### Directions
Repeat the entire listing exactly.

### Provided data
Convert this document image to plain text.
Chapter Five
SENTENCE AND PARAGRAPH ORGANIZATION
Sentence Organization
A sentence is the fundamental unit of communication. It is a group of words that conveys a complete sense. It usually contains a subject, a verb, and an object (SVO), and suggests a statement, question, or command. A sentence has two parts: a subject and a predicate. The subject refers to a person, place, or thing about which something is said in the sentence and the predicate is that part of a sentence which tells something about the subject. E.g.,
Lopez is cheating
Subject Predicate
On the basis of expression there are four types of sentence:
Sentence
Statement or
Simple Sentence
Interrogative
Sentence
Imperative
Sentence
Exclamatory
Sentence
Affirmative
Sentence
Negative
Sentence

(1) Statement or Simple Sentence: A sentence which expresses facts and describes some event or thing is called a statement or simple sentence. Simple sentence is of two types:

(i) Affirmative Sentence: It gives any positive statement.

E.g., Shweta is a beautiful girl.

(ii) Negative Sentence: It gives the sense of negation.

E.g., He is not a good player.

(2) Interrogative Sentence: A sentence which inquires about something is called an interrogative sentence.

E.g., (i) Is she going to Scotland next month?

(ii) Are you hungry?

### The reply
Convert this document image to plain text.
Chapter Five
SENTENCE AND PARAGRAPH ORGANIZATION
Sentence Organization
A sentence is the fundamental unit of communication. It is a group of words that conveys a complete sense. It usually contains a subject, a verb, and an object (SVO), and suggests a statement, question, or command. A sentence has two parts: a subject and a predicate. The subject refers to a person, place, or thing about which something is said in the sentence and the predicate is that part of a sentence which tells something about the subject. E.g.,
Lopez is cheating
Subject Predicate
On the basis of expression there are four types of sentence:
Sentence
Statement or
Simple Sentence
Interrogative
Sentence
Imperative
Sentence
Exclamatory
Sentence
Affirmative
Sentence
Negative
Sentence

(1) Statement or Simple Sentence: A sentence which expresses facts and describes some event or thing is called a statement or simple sentence. Simple sentence is of two types:

(i) Affirmative Sentence: It gives any positive statement.

E.g., Shweta is a beautiful girl.

(ii) Negative Sentence: It gives the sense of negation.

E.g., He is not a good player.

(2) Interrogative Sentence: A sentence which inquires about something is called an interrogative sentence.

E.g., (i) Is she going to Scotland next month?

(ii) Are you hungry?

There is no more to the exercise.